§ **WRITTEN EXERCISE**: Locate the lines of the listing below that hold "判断下面说法是否正确", then copy each of them.

──────── RAW DATA

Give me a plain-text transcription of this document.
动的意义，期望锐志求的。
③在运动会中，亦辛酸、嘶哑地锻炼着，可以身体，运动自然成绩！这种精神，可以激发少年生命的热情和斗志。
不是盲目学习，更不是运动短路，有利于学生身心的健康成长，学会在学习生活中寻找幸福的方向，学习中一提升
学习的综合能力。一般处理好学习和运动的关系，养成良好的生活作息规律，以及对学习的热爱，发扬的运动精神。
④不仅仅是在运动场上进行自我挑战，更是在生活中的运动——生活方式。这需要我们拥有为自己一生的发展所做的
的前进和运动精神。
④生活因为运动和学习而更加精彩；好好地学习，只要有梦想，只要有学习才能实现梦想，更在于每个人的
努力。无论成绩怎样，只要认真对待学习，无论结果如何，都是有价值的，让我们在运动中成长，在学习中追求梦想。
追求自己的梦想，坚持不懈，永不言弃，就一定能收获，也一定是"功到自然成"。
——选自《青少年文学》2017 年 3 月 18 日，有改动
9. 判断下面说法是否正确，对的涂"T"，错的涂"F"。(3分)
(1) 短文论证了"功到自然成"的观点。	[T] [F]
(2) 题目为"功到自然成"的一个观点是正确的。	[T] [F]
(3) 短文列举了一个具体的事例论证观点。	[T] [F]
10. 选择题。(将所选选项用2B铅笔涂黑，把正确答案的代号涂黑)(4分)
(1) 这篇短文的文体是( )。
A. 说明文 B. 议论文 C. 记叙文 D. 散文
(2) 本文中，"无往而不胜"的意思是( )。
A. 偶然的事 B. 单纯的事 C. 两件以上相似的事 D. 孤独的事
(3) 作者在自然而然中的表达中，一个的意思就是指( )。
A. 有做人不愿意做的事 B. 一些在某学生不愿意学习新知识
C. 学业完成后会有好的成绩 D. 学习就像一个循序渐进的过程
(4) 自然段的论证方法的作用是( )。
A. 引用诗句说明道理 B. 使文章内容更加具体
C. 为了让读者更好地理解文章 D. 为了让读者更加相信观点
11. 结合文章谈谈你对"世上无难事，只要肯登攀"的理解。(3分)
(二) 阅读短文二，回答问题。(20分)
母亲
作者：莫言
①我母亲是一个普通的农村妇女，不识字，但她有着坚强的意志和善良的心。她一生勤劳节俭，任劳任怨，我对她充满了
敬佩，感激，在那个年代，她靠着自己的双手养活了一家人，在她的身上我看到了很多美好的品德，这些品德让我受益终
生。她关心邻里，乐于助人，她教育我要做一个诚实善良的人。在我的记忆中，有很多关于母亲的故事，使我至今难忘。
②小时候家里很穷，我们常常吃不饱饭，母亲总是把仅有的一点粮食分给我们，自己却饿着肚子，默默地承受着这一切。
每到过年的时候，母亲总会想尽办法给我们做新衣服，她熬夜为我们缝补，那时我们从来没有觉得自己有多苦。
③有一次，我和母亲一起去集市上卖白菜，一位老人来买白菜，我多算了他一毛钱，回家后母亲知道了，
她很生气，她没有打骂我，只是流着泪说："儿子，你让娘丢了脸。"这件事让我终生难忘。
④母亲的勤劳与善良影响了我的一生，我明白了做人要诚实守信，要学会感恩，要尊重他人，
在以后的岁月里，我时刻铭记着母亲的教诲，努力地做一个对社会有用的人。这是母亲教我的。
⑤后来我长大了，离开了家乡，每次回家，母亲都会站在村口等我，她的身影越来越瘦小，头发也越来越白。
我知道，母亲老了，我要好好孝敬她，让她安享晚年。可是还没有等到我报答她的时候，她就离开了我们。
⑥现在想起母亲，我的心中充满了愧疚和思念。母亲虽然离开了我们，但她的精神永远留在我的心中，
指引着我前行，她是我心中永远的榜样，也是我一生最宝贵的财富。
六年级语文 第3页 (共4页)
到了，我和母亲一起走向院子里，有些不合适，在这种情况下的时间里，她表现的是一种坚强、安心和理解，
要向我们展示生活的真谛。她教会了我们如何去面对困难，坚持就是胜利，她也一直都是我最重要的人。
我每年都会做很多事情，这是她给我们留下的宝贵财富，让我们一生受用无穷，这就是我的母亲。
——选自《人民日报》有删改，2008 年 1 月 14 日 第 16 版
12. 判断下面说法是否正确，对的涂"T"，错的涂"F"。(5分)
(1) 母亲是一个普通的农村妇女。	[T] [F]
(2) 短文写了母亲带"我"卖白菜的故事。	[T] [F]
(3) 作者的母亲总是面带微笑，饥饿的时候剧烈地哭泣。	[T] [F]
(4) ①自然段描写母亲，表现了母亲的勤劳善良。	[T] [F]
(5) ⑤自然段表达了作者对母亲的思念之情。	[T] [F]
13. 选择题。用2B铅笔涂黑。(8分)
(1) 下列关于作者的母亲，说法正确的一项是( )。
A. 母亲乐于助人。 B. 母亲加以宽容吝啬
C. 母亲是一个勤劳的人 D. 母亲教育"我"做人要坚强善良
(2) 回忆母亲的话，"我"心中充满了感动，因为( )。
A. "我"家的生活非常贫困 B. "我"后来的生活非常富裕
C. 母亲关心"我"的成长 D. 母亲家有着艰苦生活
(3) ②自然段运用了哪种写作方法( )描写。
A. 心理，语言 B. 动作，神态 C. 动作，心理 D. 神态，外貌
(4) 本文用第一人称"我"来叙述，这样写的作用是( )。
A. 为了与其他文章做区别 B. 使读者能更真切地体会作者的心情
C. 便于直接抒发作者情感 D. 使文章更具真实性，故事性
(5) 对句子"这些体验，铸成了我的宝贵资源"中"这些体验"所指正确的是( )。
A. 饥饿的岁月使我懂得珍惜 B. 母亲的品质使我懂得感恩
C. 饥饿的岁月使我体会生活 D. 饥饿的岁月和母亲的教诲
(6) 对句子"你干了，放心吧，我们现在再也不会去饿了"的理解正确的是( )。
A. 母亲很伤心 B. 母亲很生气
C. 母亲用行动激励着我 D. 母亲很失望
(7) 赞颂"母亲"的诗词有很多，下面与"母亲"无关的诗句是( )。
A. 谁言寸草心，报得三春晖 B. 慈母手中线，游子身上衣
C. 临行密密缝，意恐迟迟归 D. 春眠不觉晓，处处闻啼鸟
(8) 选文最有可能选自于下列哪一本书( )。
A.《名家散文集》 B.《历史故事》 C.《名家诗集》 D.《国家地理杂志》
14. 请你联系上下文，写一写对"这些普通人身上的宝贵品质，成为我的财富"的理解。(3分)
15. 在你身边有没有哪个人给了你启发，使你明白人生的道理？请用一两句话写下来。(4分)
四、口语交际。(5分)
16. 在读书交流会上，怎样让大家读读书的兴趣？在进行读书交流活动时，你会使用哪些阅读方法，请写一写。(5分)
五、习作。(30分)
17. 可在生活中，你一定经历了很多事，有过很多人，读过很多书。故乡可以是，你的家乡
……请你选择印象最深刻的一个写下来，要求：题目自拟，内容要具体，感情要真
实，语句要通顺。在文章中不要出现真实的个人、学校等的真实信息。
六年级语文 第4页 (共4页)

────────────────
──────── RAW DATA

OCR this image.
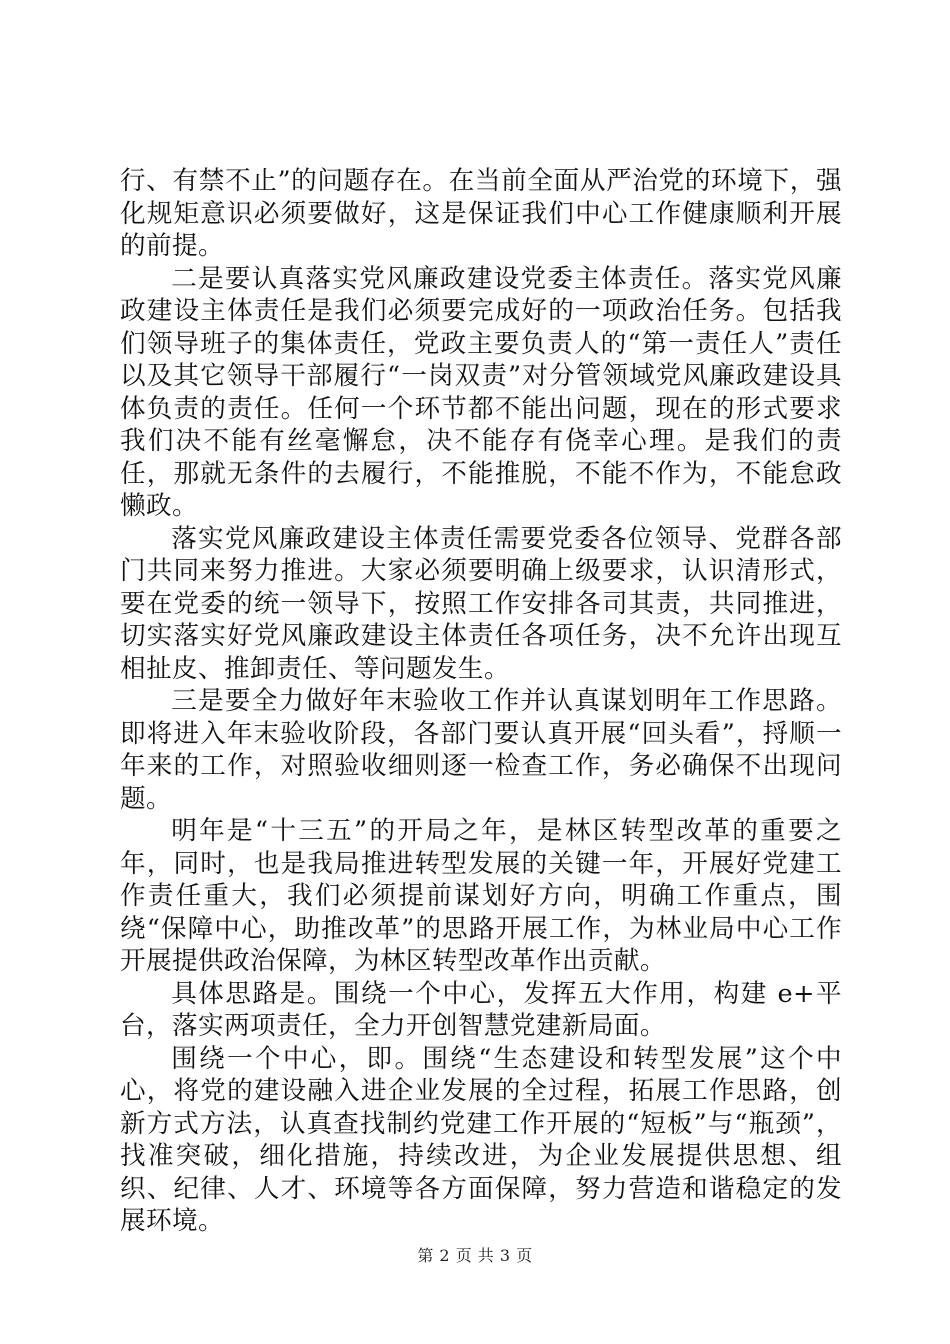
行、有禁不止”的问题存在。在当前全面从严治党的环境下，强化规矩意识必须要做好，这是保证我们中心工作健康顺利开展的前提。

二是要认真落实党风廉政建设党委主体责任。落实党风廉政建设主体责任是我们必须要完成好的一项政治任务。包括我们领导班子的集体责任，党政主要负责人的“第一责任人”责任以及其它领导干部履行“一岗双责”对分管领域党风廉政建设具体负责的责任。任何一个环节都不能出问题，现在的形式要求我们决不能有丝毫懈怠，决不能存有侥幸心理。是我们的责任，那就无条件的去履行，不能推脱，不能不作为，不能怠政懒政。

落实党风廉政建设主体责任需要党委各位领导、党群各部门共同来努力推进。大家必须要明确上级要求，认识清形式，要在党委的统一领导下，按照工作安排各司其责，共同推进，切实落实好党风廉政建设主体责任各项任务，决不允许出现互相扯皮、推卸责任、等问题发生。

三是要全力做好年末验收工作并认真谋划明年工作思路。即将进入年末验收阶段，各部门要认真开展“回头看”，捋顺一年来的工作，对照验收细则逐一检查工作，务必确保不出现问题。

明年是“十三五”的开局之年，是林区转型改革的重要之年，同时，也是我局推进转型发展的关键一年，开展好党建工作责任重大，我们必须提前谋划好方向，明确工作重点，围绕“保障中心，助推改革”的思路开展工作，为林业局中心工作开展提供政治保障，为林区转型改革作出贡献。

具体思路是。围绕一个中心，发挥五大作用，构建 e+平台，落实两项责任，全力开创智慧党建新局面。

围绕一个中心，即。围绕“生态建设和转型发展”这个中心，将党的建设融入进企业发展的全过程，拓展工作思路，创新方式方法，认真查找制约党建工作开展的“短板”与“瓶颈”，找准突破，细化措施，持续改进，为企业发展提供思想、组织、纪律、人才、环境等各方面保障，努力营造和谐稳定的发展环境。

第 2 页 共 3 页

────────────────
──────── RAW DATA

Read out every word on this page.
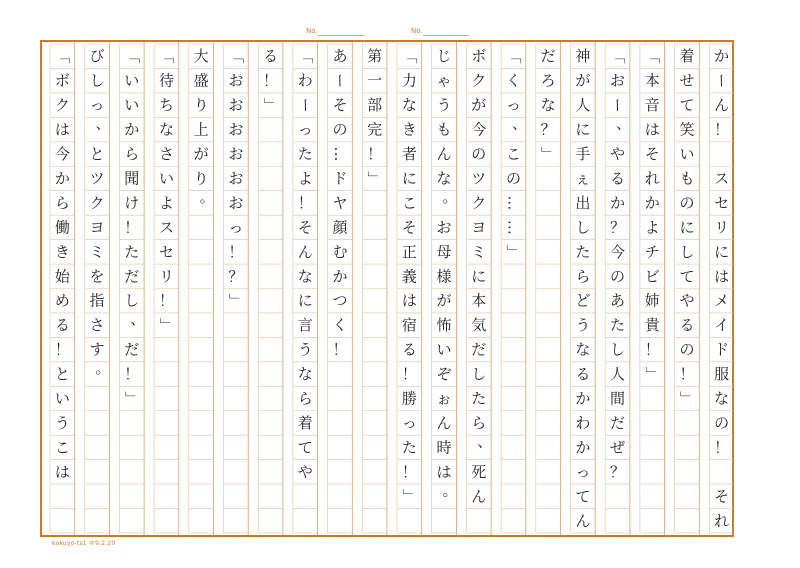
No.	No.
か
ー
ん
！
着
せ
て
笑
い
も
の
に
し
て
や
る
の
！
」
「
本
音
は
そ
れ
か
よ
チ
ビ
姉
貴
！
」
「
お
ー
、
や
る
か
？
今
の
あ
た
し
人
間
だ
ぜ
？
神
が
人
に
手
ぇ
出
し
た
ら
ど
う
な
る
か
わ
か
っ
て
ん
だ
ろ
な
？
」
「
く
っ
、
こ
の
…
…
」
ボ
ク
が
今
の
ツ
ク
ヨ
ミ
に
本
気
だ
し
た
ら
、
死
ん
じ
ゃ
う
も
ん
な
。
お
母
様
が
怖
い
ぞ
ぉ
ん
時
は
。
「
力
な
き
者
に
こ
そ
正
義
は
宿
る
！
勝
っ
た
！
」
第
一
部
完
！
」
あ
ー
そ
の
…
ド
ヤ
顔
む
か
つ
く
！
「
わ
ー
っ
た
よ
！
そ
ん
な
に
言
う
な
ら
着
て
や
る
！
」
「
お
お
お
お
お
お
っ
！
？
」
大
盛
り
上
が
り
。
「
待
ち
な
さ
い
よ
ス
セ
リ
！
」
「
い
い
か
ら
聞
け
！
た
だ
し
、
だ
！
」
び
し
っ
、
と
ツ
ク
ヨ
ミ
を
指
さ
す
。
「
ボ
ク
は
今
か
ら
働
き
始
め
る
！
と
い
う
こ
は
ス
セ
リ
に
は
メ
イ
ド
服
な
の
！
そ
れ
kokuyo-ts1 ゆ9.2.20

────────────────

§ **SOLUTION FOR THIS PROBLEM**:
9. 判断下面说法是否正确，对的涂"T"，错的涂"F"。(3分)
12. 判断下面说法是否正确，对的涂"T"，错的涂"F"。(5分)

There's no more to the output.